-- start Record set --
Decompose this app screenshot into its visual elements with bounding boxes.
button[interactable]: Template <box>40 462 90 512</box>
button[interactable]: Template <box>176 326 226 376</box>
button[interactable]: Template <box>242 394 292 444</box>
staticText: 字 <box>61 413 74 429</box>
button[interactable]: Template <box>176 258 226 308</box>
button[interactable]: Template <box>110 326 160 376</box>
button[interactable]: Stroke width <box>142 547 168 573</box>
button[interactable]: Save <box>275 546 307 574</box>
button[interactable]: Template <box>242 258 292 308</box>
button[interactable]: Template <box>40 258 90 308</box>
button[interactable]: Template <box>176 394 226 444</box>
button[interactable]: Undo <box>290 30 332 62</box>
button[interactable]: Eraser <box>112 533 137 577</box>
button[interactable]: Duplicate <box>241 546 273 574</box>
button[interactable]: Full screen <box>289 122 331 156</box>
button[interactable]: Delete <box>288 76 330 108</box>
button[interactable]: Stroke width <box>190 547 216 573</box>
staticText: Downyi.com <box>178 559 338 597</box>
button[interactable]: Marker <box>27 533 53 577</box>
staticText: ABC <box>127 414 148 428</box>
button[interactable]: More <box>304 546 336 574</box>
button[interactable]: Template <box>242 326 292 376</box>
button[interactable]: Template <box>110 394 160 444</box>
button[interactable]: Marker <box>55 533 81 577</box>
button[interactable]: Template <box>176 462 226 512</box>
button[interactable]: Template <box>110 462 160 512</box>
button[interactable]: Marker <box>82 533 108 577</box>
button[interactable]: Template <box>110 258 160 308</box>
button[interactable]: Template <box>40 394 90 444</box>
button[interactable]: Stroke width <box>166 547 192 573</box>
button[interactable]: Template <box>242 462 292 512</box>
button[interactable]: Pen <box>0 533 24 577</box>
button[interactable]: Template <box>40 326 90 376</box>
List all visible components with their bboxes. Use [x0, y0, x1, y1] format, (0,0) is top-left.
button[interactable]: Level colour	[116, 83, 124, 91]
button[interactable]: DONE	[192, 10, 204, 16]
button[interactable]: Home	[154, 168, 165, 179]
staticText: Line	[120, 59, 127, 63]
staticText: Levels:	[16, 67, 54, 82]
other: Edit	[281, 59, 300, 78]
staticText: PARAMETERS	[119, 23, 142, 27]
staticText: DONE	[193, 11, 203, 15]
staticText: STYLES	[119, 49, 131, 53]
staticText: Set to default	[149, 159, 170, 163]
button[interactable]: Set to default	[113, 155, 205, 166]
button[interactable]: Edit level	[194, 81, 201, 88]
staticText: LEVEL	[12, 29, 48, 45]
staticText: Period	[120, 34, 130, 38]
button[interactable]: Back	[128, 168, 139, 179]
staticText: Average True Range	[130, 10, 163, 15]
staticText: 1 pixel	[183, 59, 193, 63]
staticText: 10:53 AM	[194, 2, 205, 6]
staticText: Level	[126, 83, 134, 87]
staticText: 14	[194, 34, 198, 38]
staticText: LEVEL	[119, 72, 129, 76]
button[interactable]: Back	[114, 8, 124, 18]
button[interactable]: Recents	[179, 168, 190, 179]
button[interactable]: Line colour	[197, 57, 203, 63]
-- end Record set --
Exercise task: Copy word for word the part of the material that runs from its first line through the line containing "button[interactable]: Template <box>176 394", with both ends included.

Full output:
Decompose this app screenshot into its visual elements with bounding boxes.
button[interactable]: Template <box>40 462 90 512</box>
button[interactable]: Template <box>176 326 226 376</box>
button[interactable]: Template <box>242 394 292 444</box>
staticText: 字 <box>61 413 74 429</box>
button[interactable]: Template <box>176 258 226 308</box>
button[interactable]: Template <box>110 326 160 376</box>
button[interactable]: Stroke width <box>142 547 168 573</box>
button[interactable]: Save <box>275 546 307 574</box>
button[interactable]: Template <box>242 258 292 308</box>
button[interactable]: Template <box>40 258 90 308</box>
button[interactable]: Template <box>176 394 226 444</box>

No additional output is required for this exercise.